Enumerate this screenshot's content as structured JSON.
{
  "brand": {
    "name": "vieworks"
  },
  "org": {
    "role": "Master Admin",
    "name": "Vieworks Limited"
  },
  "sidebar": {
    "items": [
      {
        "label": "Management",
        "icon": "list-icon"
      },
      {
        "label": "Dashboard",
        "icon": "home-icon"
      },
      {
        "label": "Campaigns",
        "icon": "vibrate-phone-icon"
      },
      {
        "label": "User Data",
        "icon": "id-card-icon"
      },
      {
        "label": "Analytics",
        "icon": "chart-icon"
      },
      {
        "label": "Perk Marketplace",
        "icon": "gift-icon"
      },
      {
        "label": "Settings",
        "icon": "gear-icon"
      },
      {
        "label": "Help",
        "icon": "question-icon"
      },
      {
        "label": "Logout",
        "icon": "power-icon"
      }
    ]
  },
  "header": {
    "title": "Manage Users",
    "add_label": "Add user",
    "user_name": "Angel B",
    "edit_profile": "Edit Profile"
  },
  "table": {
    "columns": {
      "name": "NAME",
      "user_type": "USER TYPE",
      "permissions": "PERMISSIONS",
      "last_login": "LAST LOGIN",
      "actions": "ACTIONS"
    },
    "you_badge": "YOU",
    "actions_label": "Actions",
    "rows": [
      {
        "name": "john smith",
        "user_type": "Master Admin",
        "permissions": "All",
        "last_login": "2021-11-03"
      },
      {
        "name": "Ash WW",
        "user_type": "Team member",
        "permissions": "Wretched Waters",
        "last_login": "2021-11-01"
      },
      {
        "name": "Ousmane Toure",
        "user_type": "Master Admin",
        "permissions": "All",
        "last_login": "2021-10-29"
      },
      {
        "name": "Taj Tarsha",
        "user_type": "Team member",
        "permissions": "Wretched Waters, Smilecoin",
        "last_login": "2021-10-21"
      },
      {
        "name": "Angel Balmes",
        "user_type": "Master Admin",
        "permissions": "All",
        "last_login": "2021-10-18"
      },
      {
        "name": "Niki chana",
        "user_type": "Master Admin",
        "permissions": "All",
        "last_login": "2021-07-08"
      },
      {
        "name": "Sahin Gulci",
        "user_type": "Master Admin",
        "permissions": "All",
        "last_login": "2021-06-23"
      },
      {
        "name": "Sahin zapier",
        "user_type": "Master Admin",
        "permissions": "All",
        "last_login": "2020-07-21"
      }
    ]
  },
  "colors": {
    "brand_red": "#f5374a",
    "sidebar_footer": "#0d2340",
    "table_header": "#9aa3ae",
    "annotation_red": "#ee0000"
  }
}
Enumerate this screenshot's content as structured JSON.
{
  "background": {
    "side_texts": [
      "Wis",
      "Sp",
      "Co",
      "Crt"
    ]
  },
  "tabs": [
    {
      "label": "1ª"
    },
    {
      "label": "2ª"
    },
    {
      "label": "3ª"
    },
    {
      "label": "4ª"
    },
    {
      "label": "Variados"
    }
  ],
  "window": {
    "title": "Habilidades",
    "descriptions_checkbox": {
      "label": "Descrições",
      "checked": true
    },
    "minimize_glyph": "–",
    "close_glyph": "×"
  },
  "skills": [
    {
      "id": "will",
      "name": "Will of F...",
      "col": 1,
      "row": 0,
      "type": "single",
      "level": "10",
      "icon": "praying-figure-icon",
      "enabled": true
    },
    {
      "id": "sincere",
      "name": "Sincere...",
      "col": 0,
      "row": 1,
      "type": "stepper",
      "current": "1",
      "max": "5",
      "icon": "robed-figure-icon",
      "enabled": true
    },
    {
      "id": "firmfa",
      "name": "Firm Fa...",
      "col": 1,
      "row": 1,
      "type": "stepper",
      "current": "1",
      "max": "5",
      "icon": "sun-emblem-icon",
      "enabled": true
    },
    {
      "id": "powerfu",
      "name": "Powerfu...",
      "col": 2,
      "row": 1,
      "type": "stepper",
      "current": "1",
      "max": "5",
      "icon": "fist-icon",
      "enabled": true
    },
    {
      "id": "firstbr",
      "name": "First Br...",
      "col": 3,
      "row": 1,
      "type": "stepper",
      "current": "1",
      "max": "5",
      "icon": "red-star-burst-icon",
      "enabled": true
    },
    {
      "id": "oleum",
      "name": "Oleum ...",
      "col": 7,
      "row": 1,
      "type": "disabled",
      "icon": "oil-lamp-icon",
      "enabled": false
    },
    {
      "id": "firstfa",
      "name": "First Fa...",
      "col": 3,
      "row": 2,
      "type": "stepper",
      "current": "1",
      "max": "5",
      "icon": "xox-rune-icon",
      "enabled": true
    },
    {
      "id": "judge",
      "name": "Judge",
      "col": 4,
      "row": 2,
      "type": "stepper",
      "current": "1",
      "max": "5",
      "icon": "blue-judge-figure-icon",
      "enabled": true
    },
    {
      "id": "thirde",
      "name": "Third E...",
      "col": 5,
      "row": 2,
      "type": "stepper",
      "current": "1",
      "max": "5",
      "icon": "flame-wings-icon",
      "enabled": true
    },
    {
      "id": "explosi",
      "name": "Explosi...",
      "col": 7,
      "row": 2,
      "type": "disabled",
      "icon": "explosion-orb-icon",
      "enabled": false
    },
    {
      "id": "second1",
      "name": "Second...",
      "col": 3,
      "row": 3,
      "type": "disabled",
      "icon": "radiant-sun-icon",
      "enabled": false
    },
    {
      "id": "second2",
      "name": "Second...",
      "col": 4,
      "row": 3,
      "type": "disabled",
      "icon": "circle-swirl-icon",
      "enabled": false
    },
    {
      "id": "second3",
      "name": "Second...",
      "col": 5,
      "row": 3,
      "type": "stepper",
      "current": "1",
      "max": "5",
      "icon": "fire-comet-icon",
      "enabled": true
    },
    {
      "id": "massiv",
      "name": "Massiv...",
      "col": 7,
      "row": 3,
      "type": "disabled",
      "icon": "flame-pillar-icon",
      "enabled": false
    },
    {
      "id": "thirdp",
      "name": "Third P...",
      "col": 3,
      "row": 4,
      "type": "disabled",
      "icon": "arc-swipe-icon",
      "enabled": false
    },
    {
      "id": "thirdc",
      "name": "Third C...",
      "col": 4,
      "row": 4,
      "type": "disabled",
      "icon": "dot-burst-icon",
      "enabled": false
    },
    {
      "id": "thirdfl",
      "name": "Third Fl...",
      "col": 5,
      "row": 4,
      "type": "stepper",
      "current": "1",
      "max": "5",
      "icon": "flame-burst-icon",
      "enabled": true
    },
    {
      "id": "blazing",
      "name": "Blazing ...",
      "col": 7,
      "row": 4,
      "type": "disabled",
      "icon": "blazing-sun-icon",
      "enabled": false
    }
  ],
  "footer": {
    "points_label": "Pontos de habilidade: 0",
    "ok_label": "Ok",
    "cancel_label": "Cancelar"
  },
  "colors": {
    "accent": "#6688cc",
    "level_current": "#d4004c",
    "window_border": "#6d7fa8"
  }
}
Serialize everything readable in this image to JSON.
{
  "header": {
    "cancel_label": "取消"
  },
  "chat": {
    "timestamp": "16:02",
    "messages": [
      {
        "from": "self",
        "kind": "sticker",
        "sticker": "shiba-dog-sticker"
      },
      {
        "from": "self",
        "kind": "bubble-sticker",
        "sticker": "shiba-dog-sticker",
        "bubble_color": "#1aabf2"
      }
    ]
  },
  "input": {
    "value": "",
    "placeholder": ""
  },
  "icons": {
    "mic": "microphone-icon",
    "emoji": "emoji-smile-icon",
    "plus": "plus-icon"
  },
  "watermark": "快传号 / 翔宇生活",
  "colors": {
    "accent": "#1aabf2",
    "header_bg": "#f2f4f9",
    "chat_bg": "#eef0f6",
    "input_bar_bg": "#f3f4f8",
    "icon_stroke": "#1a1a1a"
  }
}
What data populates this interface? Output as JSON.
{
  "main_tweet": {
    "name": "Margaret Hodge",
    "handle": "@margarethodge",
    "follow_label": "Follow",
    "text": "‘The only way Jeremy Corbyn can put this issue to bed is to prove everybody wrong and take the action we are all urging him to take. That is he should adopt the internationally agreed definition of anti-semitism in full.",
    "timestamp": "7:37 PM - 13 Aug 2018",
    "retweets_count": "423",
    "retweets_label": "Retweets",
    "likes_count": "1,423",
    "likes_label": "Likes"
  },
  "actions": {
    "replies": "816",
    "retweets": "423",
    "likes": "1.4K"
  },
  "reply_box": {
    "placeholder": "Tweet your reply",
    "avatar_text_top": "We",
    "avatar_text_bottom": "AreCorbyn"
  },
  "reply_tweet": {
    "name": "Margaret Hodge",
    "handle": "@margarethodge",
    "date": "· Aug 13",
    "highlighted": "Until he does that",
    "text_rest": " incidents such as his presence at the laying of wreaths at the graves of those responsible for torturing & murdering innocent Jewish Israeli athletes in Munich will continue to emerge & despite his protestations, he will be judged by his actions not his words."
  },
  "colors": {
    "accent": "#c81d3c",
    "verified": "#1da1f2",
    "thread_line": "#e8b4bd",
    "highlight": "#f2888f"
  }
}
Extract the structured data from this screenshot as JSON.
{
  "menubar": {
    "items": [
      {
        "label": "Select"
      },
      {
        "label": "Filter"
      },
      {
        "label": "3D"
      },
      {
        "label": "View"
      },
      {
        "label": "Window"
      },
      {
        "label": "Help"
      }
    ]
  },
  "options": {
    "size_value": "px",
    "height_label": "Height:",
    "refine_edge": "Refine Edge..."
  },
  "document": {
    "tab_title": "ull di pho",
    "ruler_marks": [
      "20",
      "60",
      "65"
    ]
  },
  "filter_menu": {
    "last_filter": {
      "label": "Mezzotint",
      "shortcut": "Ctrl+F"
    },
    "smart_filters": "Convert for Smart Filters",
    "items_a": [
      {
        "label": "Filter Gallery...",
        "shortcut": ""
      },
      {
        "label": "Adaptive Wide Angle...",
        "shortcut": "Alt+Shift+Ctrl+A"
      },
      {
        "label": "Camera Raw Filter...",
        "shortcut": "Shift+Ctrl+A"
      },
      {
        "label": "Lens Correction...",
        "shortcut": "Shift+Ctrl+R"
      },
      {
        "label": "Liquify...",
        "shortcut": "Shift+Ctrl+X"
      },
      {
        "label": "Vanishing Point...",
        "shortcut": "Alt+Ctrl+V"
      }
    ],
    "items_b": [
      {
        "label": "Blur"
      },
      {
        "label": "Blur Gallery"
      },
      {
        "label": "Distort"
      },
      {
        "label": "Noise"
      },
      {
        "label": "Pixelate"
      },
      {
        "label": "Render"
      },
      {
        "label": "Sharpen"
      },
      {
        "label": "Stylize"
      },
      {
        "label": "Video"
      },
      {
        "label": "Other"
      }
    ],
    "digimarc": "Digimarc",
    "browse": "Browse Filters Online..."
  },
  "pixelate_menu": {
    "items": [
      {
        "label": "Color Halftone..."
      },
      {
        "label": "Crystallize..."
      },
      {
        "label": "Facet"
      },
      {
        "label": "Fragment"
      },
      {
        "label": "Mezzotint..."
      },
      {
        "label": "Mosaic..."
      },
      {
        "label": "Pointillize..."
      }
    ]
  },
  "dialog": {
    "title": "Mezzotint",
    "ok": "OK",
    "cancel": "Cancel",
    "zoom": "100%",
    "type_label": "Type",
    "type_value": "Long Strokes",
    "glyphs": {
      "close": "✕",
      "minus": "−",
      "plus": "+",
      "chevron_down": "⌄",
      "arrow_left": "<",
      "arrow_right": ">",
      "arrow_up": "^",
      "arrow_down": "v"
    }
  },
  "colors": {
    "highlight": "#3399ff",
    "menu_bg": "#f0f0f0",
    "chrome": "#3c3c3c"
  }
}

EXERCISE OBJECTIVE
Pick out the lines above that hold the string "placeholder" and show them.

RESPONSE TO THIS EXERCISE
    "placeholder": ""
    "placeholder": "Tweet your reply",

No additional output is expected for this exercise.